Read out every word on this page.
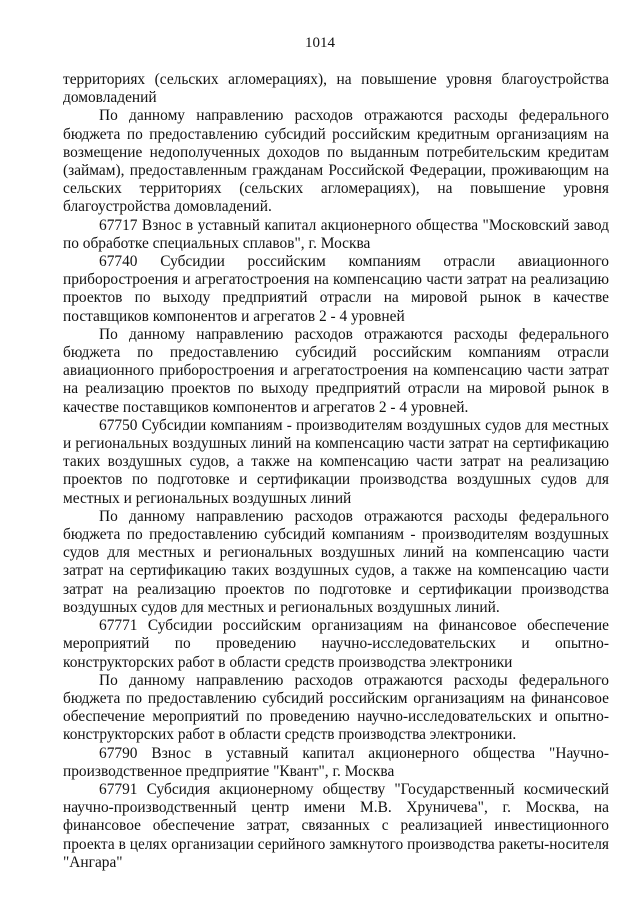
1014

территориях (сельских агломерациях), на повышение уровня благоустройства домовладений

По данному направлению расходов отражаются расходы федерального бюджета по предоставлению субсидий российским кредитным организациям на возмещение недополученных доходов по выданным потребительским кредитам (займам), предоставленным гражданам Российской Федерации, проживающим на сельских территориях (сельских агломерациях), на повышение уровня благоустройства домовладений.

67717 Взнос в уставный капитал акционерного общества "Московский завод по обработке специальных сплавов", г. Москва

67740 Субсидии российским компаниям отрасли авиационного приборостроения и агрегатостроения на компенсацию части затрат на реализацию проектов по выходу предприятий отрасли на мировой рынок в качестве поставщиков компонентов и агрегатов 2 - 4 уровней

По данному направлению расходов отражаются расходы федерального бюджета по предоставлению субсидий российским компаниям отрасли авиационного приборостроения и агрегатостроения на компенсацию части затрат на реализацию проектов по выходу предприятий отрасли на мировой рынок в качестве поставщиков компонентов и агрегатов 2 - 4 уровней.

67750 Субсидии компаниям - производителям воздушных судов для местных и региональных воздушных линий на компенсацию части затрат на сертификацию таких воздушных судов, а также на компенсацию части затрат на реализацию проектов по подготовке и сертификации производства воздушных судов для местных и региональных воздушных линий

По данному направлению расходов отражаются расходы федерального бюджета по предоставлению субсидий компаниям - производителям воздушных судов для местных и региональных воздушных линий на компенсацию части затрат на сертификацию таких воздушных судов, а также на компенсацию части затрат на реализацию проектов по подготовке и сертификации производства воздушных судов для местных и региональных воздушных линий.

67771 Субсидии российским организациям на финансовое обеспечение мероприятий по проведению научно-исследовательских и опытно-конструкторских работ в области средств производства электроники

По данному направлению расходов отражаются расходы федерального бюджета по предоставлению субсидий российским организациям на финансовое обеспечение мероприятий по проведению научно-исследовательских и опытно-конструкторских работ в области средств производства электроники.

67790 Взнос в уставный капитал акционерного общества "Научно-производственное предприятие "Квант", г. Москва

67791 Субсидия акционерному обществу "Государственный космический научно-производственный центр имени М.В. Хруничева", г. Москва, на финансовое обеспечение затрат, связанных с реализацией инвестиционного проекта в целях организации серийного замкнутого производства ракеты-носителя "Ангара"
■ ■ ■
■ What is expected: Restate the data above word for word. Do not include the images.

■ Full response:
Read out every word on this page.
1014

территориях (сельских агломерациях), на повышение уровня благоустройства домовладений

По данному направлению расходов отражаются расходы федерального бюджета по предоставлению субсидий российским кредитным организациям на возмещение недополученных доходов по выданным потребительским кредитам (займам), предоставленным гражданам Российской Федерации, проживающим на сельских территориях (сельских агломерациях), на повышение уровня благоустройства домовладений.

67717 Взнос в уставный капитал акционерного общества "Московский завод по обработке специальных сплавов", г. Москва

67740 Субсидии российским компаниям отрасли авиационного приборостроения и агрегатостроения на компенсацию части затрат на реализацию проектов по выходу предприятий отрасли на мировой рынок в качестве поставщиков компонентов и агрегатов 2 - 4 уровней

По данному направлению расходов отражаются расходы федерального бюджета по предоставлению субсидий российским компаниям отрасли авиационного приборостроения и агрегатостроения на компенсацию части затрат на реализацию проектов по выходу предприятий отрасли на мировой рынок в качестве поставщиков компонентов и агрегатов 2 - 4 уровней.

67750 Субсидии компаниям - производителям воздушных судов для местных и региональных воздушных линий на компенсацию части затрат на сертификацию таких воздушных судов, а также на компенсацию части затрат на реализацию проектов по подготовке и сертификации производства воздушных судов для местных и региональных воздушных линий

По данному направлению расходов отражаются расходы федерального бюджета по предоставлению субсидий компаниям - производителям воздушных судов для местных и региональных воздушных линий на компенсацию части затрат на сертификацию таких воздушных судов, а также на компенсацию части затрат на реализацию проектов по подготовке и сертификации производства воздушных судов для местных и региональных воздушных линий.

67771 Субсидии российским организациям на финансовое обеспечение мероприятий по проведению научно-исследовательских и опытно-конструкторских работ в области средств производства электроники

По данному направлению расходов отражаются расходы федерального бюджета по предоставлению субсидий российским организациям на финансовое обеспечение мероприятий по проведению научно-исследовательских и опытно-конструкторских работ в области средств производства электроники.

67790 Взнос в уставный капитал акционерного общества "Научно-производственное предприятие "Квант", г. Москва

67791 Субсидия акционерному обществу "Государственный космический научно-производственный центр имени М.В. Хруничева", г. Москва, на финансовое обеспечение затрат, связанных с реализацией инвестиционного проекта в целях организации серийного замкнутого производства ракеты-носителя "Ангара"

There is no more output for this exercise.